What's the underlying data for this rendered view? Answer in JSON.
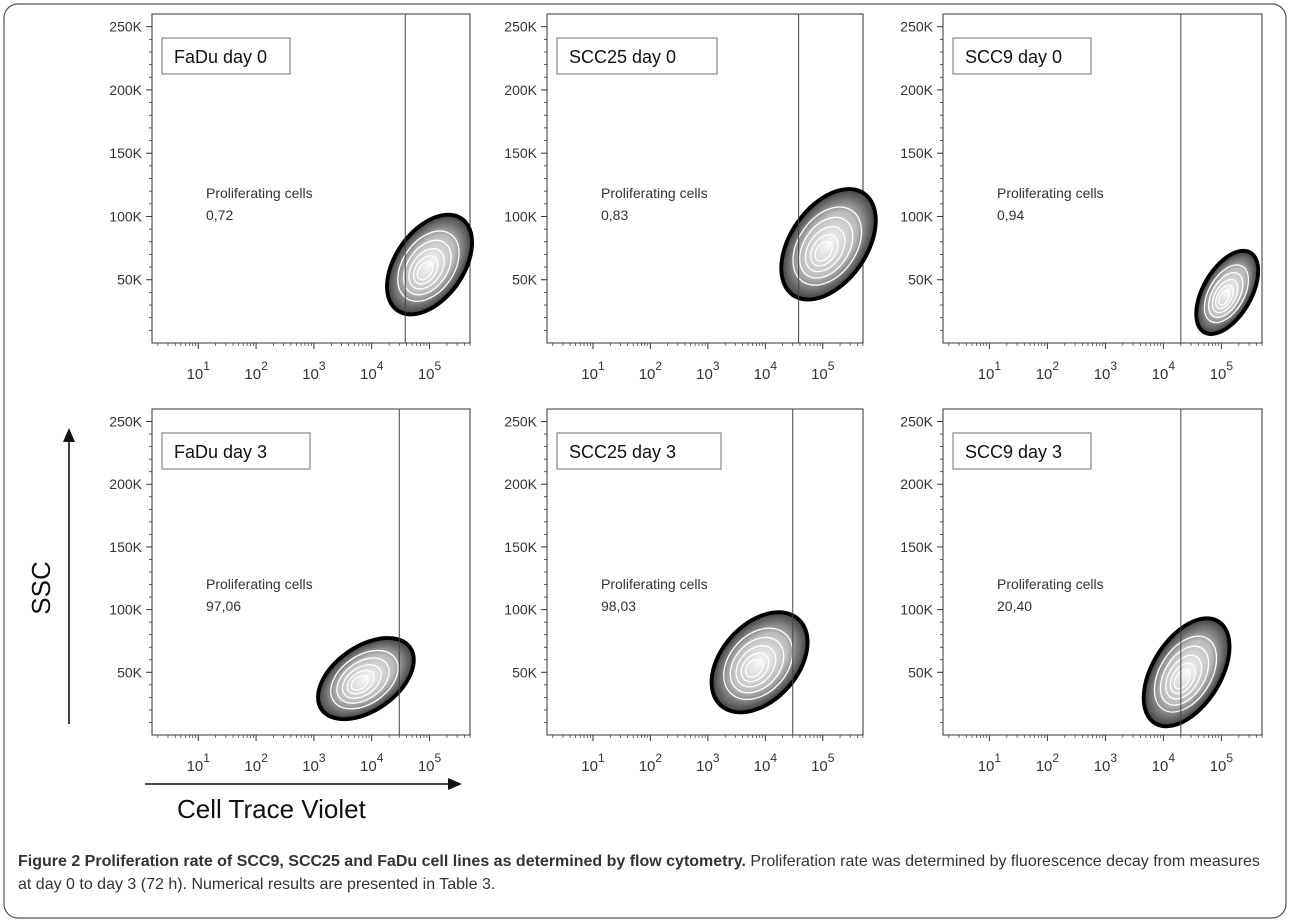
{
  "figure": {
    "caption_title": "Figure 2 Proliferation rate of SCC9, SCC25 and FaDu cell lines as determined by flow cytometry.",
    "caption_text": "Proliferation rate was determined by fluorescence decay from measures at day 0 to day 3 (72 h). Numerical results are presented in Table 3.",
    "y_axis_title": "SSC",
    "x_axis_title": "Cell Trace Violet",
    "outline_color": "#000000",
    "density_colors": [
      "#f2f2f2",
      "#555555",
      "#000000"
    ]
  },
  "chart_data": [
    {
      "type": "contour",
      "panel_label": "FaDu day 0",
      "gate_label": "Proliferating cells",
      "gate_value": "0,72",
      "x_scale": "log",
      "x_ticks": [
        "10^1",
        "10^2",
        "10^3",
        "10^4",
        "10^5"
      ],
      "y_ticks": [
        "250K",
        "200K",
        "150K",
        "100K",
        "50K"
      ],
      "ylim": [
        0,
        260000
      ],
      "gate_x": 38000,
      "population": {
        "center_log_x": 5.0,
        "center_y": 62000
      }
    },
    {
      "type": "contour",
      "panel_label": "SCC25 day 0",
      "gate_label": "Proliferating cells",
      "gate_value": "0,83",
      "x_scale": "log",
      "x_ticks": [
        "10^1",
        "10^2",
        "10^3",
        "10^4",
        "10^5"
      ],
      "y_ticks": [
        "250K",
        "200K",
        "150K",
        "100K",
        "50K"
      ],
      "ylim": [
        0,
        260000
      ],
      "gate_x": 38000,
      "population": {
        "center_log_x": 5.1,
        "center_y": 78000
      }
    },
    {
      "type": "contour",
      "panel_label": "SCC9 day 0",
      "gate_label": "Proliferating cells",
      "gate_value": "0,94",
      "x_scale": "log",
      "x_ticks": [
        "10^1",
        "10^2",
        "10^3",
        "10^4",
        "10^5"
      ],
      "y_ticks": [
        "250K",
        "200K",
        "150K",
        "100K",
        "50K"
      ],
      "ylim": [
        0,
        260000
      ],
      "gate_x": 20000,
      "population": {
        "center_log_x": 5.1,
        "center_y": 40000
      }
    },
    {
      "type": "contour",
      "panel_label": "FaDu day 3",
      "gate_label": "Proliferating cells",
      "gate_value": "97,06",
      "x_scale": "log",
      "x_ticks": [
        "10^1",
        "10^2",
        "10^3",
        "10^4",
        "10^5"
      ],
      "y_ticks": [
        "250K",
        "200K",
        "150K",
        "100K",
        "50K"
      ],
      "ylim": [
        0,
        260000
      ],
      "gate_x": 30000,
      "population": {
        "center_log_x": 3.9,
        "center_y": 45000
      }
    },
    {
      "type": "contour",
      "panel_label": "SCC25 day 3",
      "gate_label": "Proliferating cells",
      "gate_value": "98,03",
      "x_scale": "log",
      "x_ticks": [
        "10^1",
        "10^2",
        "10^3",
        "10^4",
        "10^5"
      ],
      "y_ticks": [
        "250K",
        "200K",
        "150K",
        "100K",
        "50K"
      ],
      "ylim": [
        0,
        260000
      ],
      "gate_x": 30000,
      "population": {
        "center_log_x": 3.9,
        "center_y": 58000
      }
    },
    {
      "type": "contour",
      "panel_label": "SCC9 day 3",
      "gate_label": "Proliferating cells",
      "gate_value": "20,40",
      "x_scale": "log",
      "x_ticks": [
        "10^1",
        "10^2",
        "10^3",
        "10^4",
        "10^5"
      ],
      "y_ticks": [
        "250K",
        "200K",
        "150K",
        "100K",
        "50K"
      ],
      "ylim": [
        0,
        260000
      ],
      "gate_x": 20000,
      "population": {
        "center_log_x": 4.4,
        "center_y": 50000
      }
    }
  ]
}
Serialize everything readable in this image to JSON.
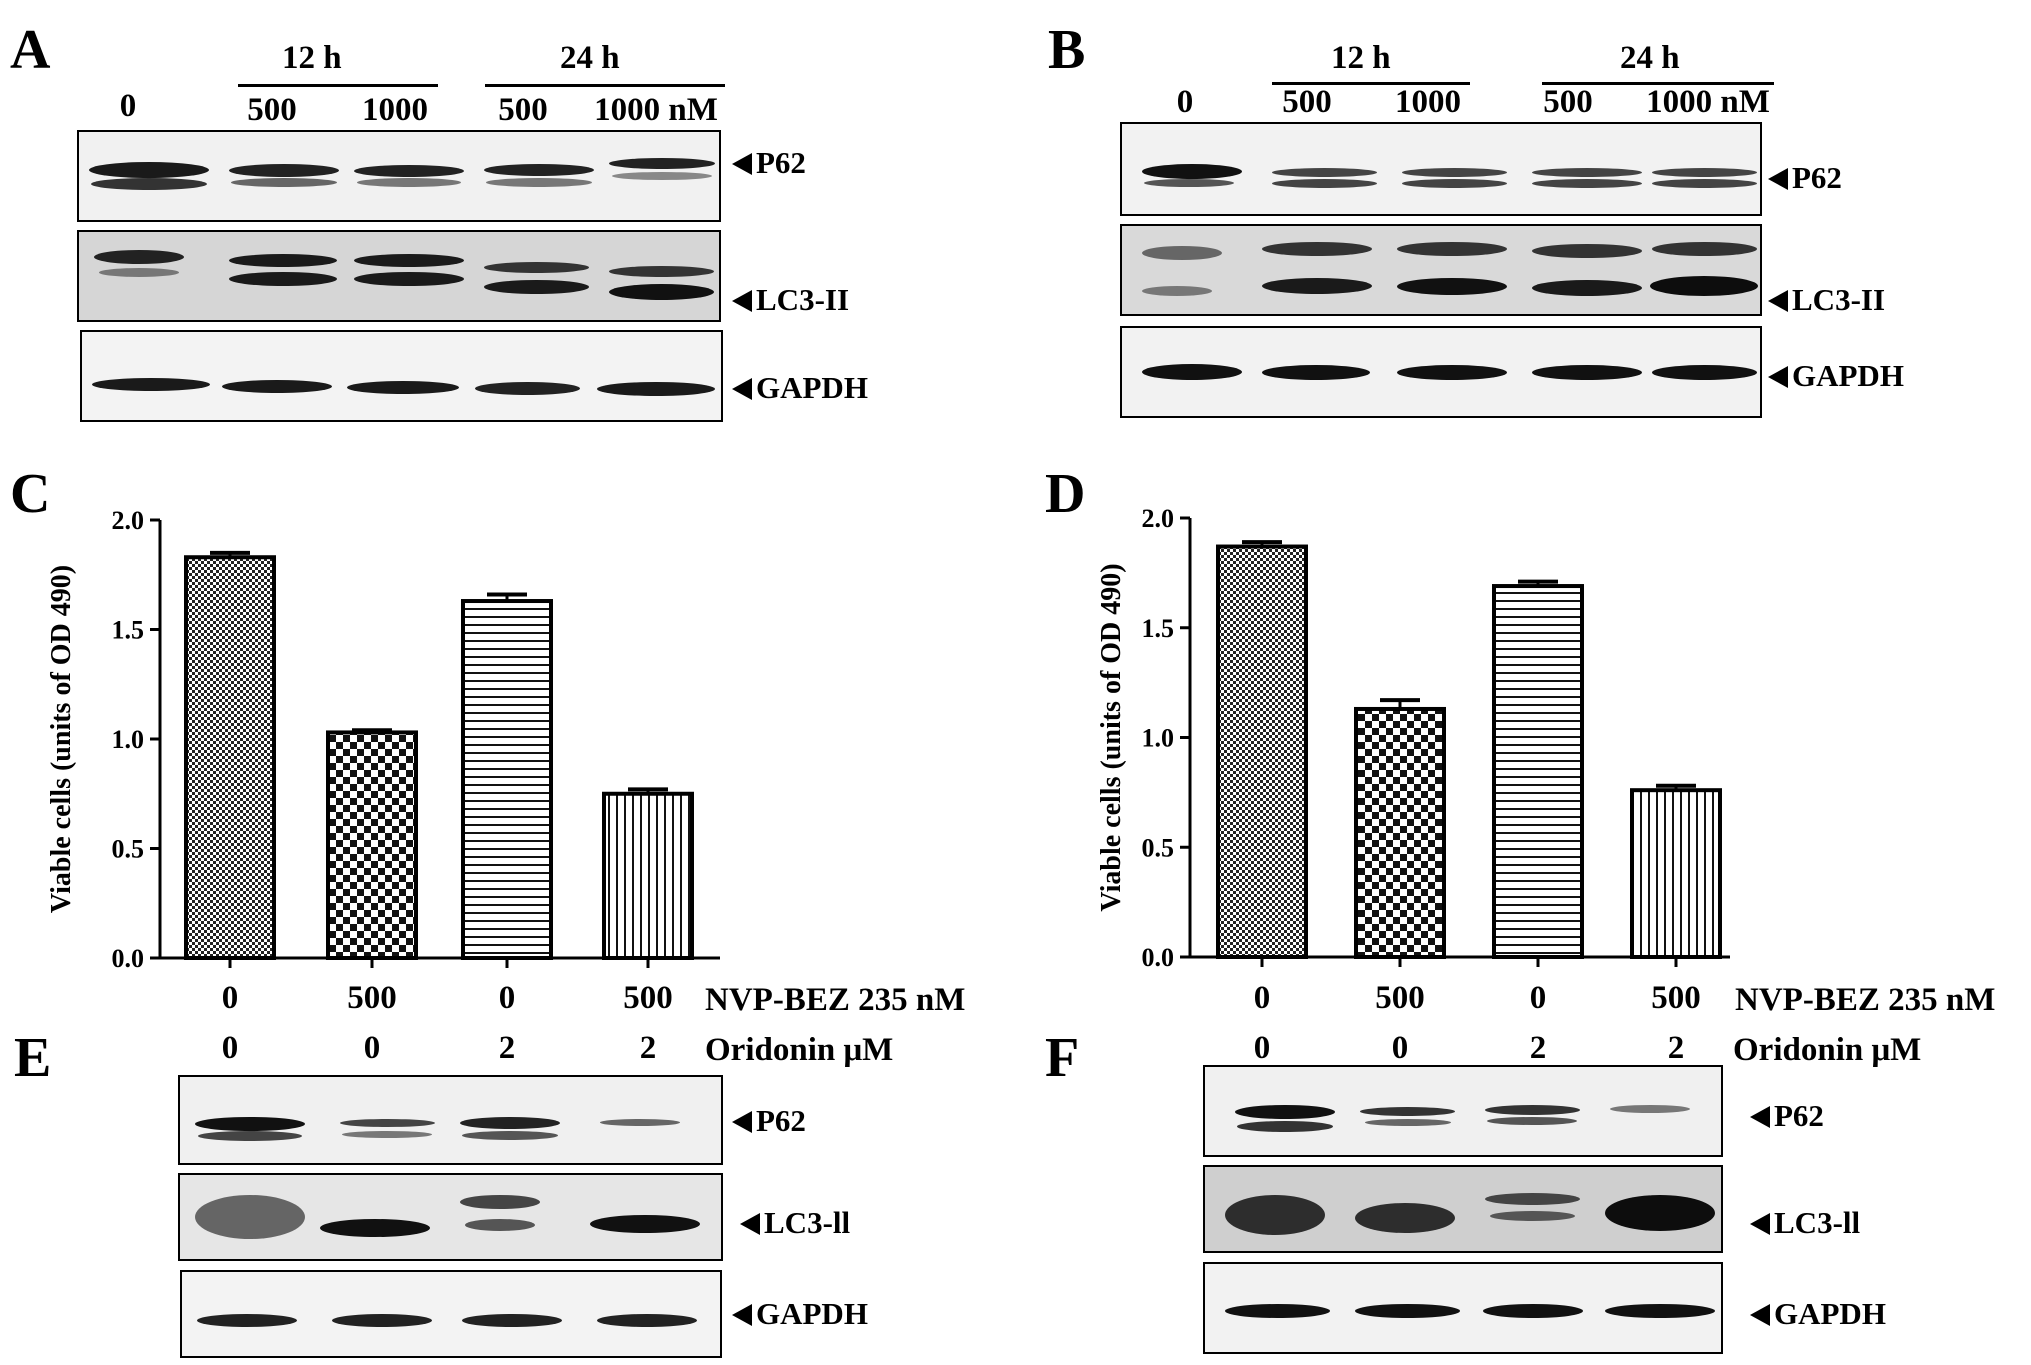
{
  "panels": {
    "A": {
      "letter": "A",
      "time_12": "12 h",
      "time_24": "24 h",
      "lanes": [
        "0",
        "500",
        "1000",
        "500",
        "1000 nM"
      ],
      "markers": [
        "P62",
        "LC3-II",
        "GAPDH"
      ]
    },
    "B": {
      "letter": "B",
      "time_12": "12 h",
      "time_24": "24 h",
      "lanes": [
        "0",
        "500",
        "1000",
        "500",
        "1000 nM"
      ],
      "markers": [
        "P62",
        "LC3-II",
        "GAPDH"
      ]
    },
    "C": {
      "letter": "C"
    },
    "D": {
      "letter": "D"
    },
    "E": {
      "letter": "E",
      "markers": [
        "P62",
        "LC3-ll",
        "GAPDH"
      ]
    },
    "F": {
      "letter": "F",
      "markers": [
        "P62",
        "LC3-ll",
        "GAPDH"
      ]
    }
  },
  "treatment_rows": {
    "nvp": {
      "values": [
        "0",
        "500",
        "0",
        "500"
      ],
      "label": "NVP-BEZ 235 nM"
    },
    "oridonin": {
      "values": [
        "0",
        "0",
        "2",
        "2"
      ],
      "label": "Oridonin  μM"
    }
  },
  "chart_data": [
    {
      "panel": "C",
      "type": "bar",
      "ylabel": "Viable cells (units of OD 490)",
      "ylim": [
        0,
        2.0
      ],
      "yticks": [
        "0.0",
        "0.5",
        "1.0",
        "1.5",
        "2.0"
      ],
      "categories": [
        "0",
        "500",
        "0",
        "500"
      ],
      "values": [
        1.83,
        1.03,
        1.63,
        0.75
      ],
      "errors": [
        0.02,
        0.01,
        0.03,
        0.02
      ],
      "patterns": [
        "fine-check",
        "coarse-check",
        "horizontal",
        "vertical"
      ]
    },
    {
      "panel": "D",
      "type": "bar",
      "ylabel": "Viable cells (units of OD 490)",
      "ylim": [
        0,
        2.0
      ],
      "yticks": [
        "0.0",
        "0.5",
        "1.0",
        "1.5",
        "2.0"
      ],
      "categories": [
        "0",
        "500",
        "0",
        "500"
      ],
      "values": [
        1.87,
        1.13,
        1.69,
        0.76
      ],
      "errors": [
        0.02,
        0.04,
        0.02,
        0.02
      ],
      "patterns": [
        "fine-check",
        "coarse-check",
        "horizontal",
        "vertical"
      ]
    }
  ]
}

§ Task to carry out:
Leave the images out as you retype each line of the material exactly.

§ Result of this task:
What's the underlying data for this rendered view? Answer in JSON.
{
  "figure": {
    "caption_title": "Figure 2 Proliferation rate of SCC9, SCC25 and FaDu cell lines as determined by flow cytometry.",
    "caption_text": "Proliferation rate was determined by fluorescence decay from measures at day 0 to day 3 (72 h). Numerical results are presented in Table 3.",
    "y_axis_title": "SSC",
    "x_axis_title": "Cell Trace Violet",
    "outline_color": "#000000",
    "density_colors": [
      "#f2f2f2",
      "#555555",
      "#000000"
    ]
  },
  "chart_data": [
    {
      "type": "contour",
      "panel_label": "FaDu day 0",
      "gate_label": "Proliferating cells",
      "gate_value": "0,72",
      "x_scale": "log",
      "x_ticks": [
        "10^1",
        "10^2",
        "10^3",
        "10^4",
        "10^5"
      ],
      "y_ticks": [
        "250K",
        "200K",
        "150K",
        "100K",
        "50K"
      ],
      "ylim": [
        0,
        260000
      ],
      "gate_x": 38000,
      "population": {
        "center_log_x": 5.0,
        "center_y": 62000
      }
    },
    {
      "type": "contour",
      "panel_label": "SCC25 day 0",
      "gate_label": "Proliferating cells",
      "gate_value": "0,83",
      "x_scale": "log",
      "x_ticks": [
        "10^1",
        "10^2",
        "10^3",
        "10^4",
        "10^5"
      ],
      "y_ticks": [
        "250K",
        "200K",
        "150K",
        "100K",
        "50K"
      ],
      "ylim": [
        0,
        260000
      ],
      "gate_x": 38000,
      "population": {
        "center_log_x": 5.1,
        "center_y": 78000
      }
    },
    {
      "type": "contour",
      "panel_label": "SCC9 day 0",
      "gate_label": "Proliferating cells",
      "gate_value": "0,94",
      "x_scale": "log",
      "x_ticks": [
        "10^1",
        "10^2",
        "10^3",
        "10^4",
        "10^5"
      ],
      "y_ticks": [
        "250K",
        "200K",
        "150K",
        "100K",
        "50K"
      ],
      "ylim": [
        0,
        260000
      ],
      "gate_x": 20000,
      "population": {
        "center_log_x": 5.1,
        "center_y": 40000
      }
    },
    {
      "type": "contour",
      "panel_label": "FaDu day 3",
      "gate_label": "Proliferating cells",
      "gate_value": "97,06",
      "x_scale": "log",
      "x_ticks": [
        "10^1",
        "10^2",
        "10^3",
        "10^4",
        "10^5"
      ],
      "y_ticks": [
        "250K",
        "200K",
        "150K",
        "100K",
        "50K"
      ],
      "ylim": [
        0,
        260000
      ],
      "gate_x": 30000,
      "population": {
        "center_log_x": 3.9,
        "center_y": 45000
      }
    },
    {
      "type": "contour",
      "panel_label": "SCC25 day 3",
      "gate_label": "Proliferating cells",
      "gate_value": "98,03",
      "x_scale": "log",
      "x_ticks": [
        "10^1",
        "10^2",
        "10^3",
        "10^4",
        "10^5"
      ],
      "y_ticks": [
        "250K",
        "200K",
        "150K",
        "100K",
        "50K"
      ],
      "ylim": [
        0,
        260000
      ],
      "gate_x": 30000,
      "population": {
        "center_log_x": 3.9,
        "center_y": 58000
      }
    },
    {
      "type": "contour",
      "panel_label": "SCC9 day 3",
      "gate_label": "Proliferating cells",
      "gate_value": "20,40",
      "x_scale": "log",
      "x_ticks": [
        "10^1",
        "10^2",
        "10^3",
        "10^4",
        "10^5"
      ],
      "y_ticks": [
        "250K",
        "200K",
        "150K",
        "100K",
        "50K"
      ],
      "ylim": [
        0,
        260000
      ],
      "gate_x": 20000,
      "population": {
        "center_log_x": 4.4,
        "center_y": 50000
      }
    }
  ]
}
Serialize everything readable in this image to JSON.
{
  "panels": {
    "A": {
      "letter": "A",
      "time_12": "12 h",
      "time_24": "24 h",
      "lanes": [
        "0",
        "500",
        "1000",
        "500",
        "1000 nM"
      ],
      "markers": [
        "P62",
        "LC3-II",
        "GAPDH"
      ]
    },
    "B": {
      "letter": "B",
      "time_12": "12 h",
      "time_24": "24 h",
      "lanes": [
        "0",
        "500",
        "1000",
        "500",
        "1000 nM"
      ],
      "markers": [
        "P62",
        "LC3-II",
        "GAPDH"
      ]
    },
    "C": {
      "letter": "C"
    },
    "D": {
      "letter": "D"
    },
    "E": {
      "letter": "E",
      "markers": [
        "P62",
        "LC3-ll",
        "GAPDH"
      ]
    },
    "F": {
      "letter": "F",
      "markers": [
        "P62",
        "LC3-ll",
        "GAPDH"
      ]
    }
  },
  "treatment_rows": {
    "nvp": {
      "values": [
        "0",
        "500",
        "0",
        "500"
      ],
      "label": "NVP-BEZ 235 nM"
    },
    "oridonin": {
      "values": [
        "0",
        "0",
        "2",
        "2"
      ],
      "label": "Oridonin  μM"
    }
  },
  "chart_data": [
    {
      "panel": "C",
      "type": "bar",
      "ylabel": "Viable cells (units of OD 490)",
      "ylim": [
        0,
        2.0
      ],
      "yticks": [
        "0.0",
        "0.5",
        "1.0",
        "1.5",
        "2.0"
      ],
      "categories": [
        "0",
        "500",
        "0",
        "500"
      ],
      "values": [
        1.83,
        1.03,
        1.63,
        0.75
      ],
      "errors": [
        0.02,
        0.01,
        0.03,
        0.02
      ],
      "patterns": [
        "fine-check",
        "coarse-check",
        "horizontal",
        "vertical"
      ]
    },
    {
      "panel": "D",
      "type": "bar",
      "ylabel": "Viable cells (units of OD 490)",
      "ylim": [
        0,
        2.0
      ],
      "yticks": [
        "0.0",
        "0.5",
        "1.0",
        "1.5",
        "2.0"
      ],
      "categories": [
        "0",
        "500",
        "0",
        "500"
      ],
      "values": [
        1.87,
        1.13,
        1.69,
        0.76
      ],
      "errors": [
        0.02,
        0.04,
        0.02,
        0.02
      ],
      "patterns": [
        "fine-check",
        "coarse-check",
        "horizontal",
        "vertical"
      ]
    }
  ]
}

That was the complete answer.